## The task
Continue the blog post on building a statistics foundation from a few books, starting right after its last sentence.

## Document
(begin)

Blog of McCall Baldwin

View article online - http://mccallbaldwin.com/an-accelerated-masters-degree-statistics-in-a-book-or-two/


An Accelerated Master's Degree: Statistics in a Book (or Two)

There have been plenty of books recently published on the concept of Deliberate Practice, which essentially says that it takes 10,000 hours of a certain kind of practice (called ‘deliberate’) to gain expertise in something.   It makes sense that the majority of what we want to learn in any discipline is going to be experiential (or gained through practice).  But in order to better understand our experiences, we want to have some kind of framework of what to expect.  We want to develop a theory structure.

Books are what give us this theory structure, and certainly the quality of the theory structure we begin with impacts the amount of deliberate practice we need to become an ‘expert.’  So it’s important to choose the right books, as they will provide the base infrastructure upon which we will layer our experiences.  We’re looking for books that concisely capture the overriding concepts of a particular discipline.

And in any discipline, at least one fairly well defined, there doesn’t need to be that many books to accomplish this.  I would generally say that 3 books or fewer, for each discipline, will give you a proper theory structure.

(end)

## Data lines
(begin)

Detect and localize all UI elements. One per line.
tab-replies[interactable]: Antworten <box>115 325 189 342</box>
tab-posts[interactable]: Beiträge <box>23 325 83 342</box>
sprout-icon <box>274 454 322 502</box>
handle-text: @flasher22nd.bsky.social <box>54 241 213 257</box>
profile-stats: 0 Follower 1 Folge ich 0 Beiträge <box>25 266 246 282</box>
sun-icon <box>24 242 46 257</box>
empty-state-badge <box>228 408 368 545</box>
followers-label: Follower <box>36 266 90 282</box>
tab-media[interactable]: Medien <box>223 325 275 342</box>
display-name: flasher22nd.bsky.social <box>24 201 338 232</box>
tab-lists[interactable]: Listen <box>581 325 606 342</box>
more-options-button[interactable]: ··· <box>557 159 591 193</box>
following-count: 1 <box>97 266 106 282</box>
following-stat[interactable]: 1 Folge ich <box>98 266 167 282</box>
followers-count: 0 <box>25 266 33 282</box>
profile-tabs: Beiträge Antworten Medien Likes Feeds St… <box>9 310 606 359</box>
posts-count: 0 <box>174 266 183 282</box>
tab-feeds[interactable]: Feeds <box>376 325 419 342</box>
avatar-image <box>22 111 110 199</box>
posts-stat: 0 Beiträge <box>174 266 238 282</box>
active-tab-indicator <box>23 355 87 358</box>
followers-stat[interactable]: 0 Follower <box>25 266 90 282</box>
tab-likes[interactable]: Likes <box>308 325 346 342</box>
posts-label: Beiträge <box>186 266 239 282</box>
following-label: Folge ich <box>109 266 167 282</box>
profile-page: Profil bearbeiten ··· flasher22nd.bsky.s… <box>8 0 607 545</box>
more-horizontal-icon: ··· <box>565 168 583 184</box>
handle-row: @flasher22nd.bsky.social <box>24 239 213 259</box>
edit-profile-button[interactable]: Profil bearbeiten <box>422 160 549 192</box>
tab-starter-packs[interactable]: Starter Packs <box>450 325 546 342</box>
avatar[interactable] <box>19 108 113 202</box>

(end)

## Response to the exercise
With that in mind, let’s look at Statistics… 

Statistics is the study of how to collect, organize, analyze, and interpret numerical information from data.  The most basic task when working with data is to summarize a great deal of information.  And in our attempts to summarize information, we infer things.  In other words, statistics is not out to prove anything with certainty.  It is, however, out to increase our understanding of something, and it usually does that through Statistical Inference.  We gain statistical inference from observing some pattern of outcome and then using Probability (the study of events and outcomes involving an element of uncertainty) to determine the most likely explanation for that outcome.

Because statistical analysis rarely unveils “the truth,” we are usually building a circumstantial case (based on imperfect data).  We have to be ok with this messiness.  After all, we live in a world of approximations and Incompleteness, as noted by Godel.  So although the field of statistics is rooted in mathematics, and mathematics is exact, the use of statistics to describe phenomena is not exact.

Statistics as a subject is broken down into two branches: Descriptive Statistics and Inferential Statistics.  It’s actually pretty straightforward.  Descriptive statistics involves organizing, picturing and summarizing data.  Inferential statistics involves using information from a sample to draw conclusions about the population.  Both branches heavily involve the use of variables to explain the data, and two very important variables to differentiate are qualitative vs. quantitative.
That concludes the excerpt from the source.